■ THE RECORDS
....

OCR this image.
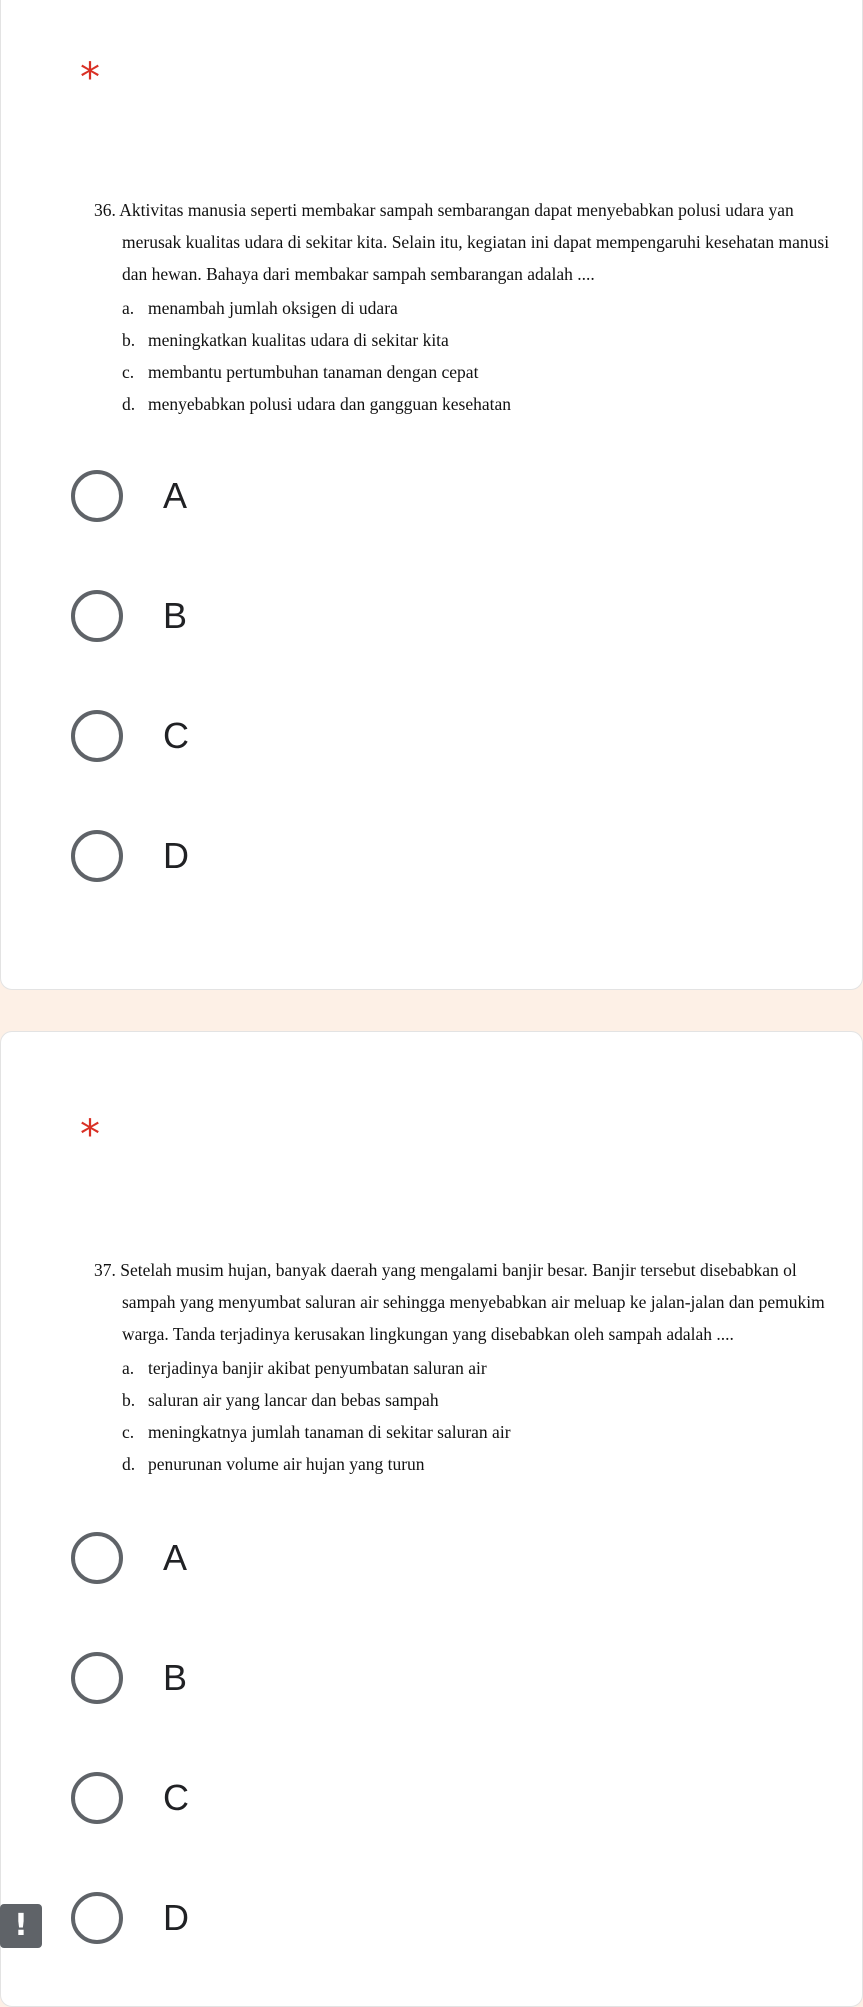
*
36. Aktivitas manusia seperti membakar sampah sembarangan dapat menyebabkan polusi udara yan
merusak kualitas udara di sekitar kita. Selain itu, kegiatan ini dapat mempengaruhi kesehatan manusi
dan hewan. Bahaya dari membakar sampah sembarangan adalah ....
a. menambah jumlah oksigen di udara
b. meningkatkan kualitas udara di sekitar kita
c. membantu pertumbuhan tanaman dengan cepat
d. menyebabkan polusi udara dan gangguan kesehatan
A
B
C
D
*
37. Setelah musim hujan, banyak daerah yang mengalami banjir besar. Banjir tersebut disebabkan ol
sampah yang menyumbat saluran air sehingga menyebabkan air meluap ke jalan-jalan dan pemukim
warga. Tanda terjadinya kerusakan lingkungan yang disebabkan oleh sampah adalah ....
a. terjadinya banjir akibat penyumbatan saluran air
b. saluran air yang lancar dan bebas sampah
c. meningkatnya jumlah tanaman di sekitar saluran air
d. penurunan volume air hujan yang turun
A
B
C
D
!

....

■ TASK
Every line of the listing that holds "sekitar" should be found and copied.

■ TASK SOLUTION
merusak kualitas udara di sekitar kita. Selain itu, kegiatan ini dapat mempengaruhi kesehatan manusi
b. meningkatkan kualitas udara di sekitar kita
c. meningkatnya jumlah tanaman di sekitar saluran air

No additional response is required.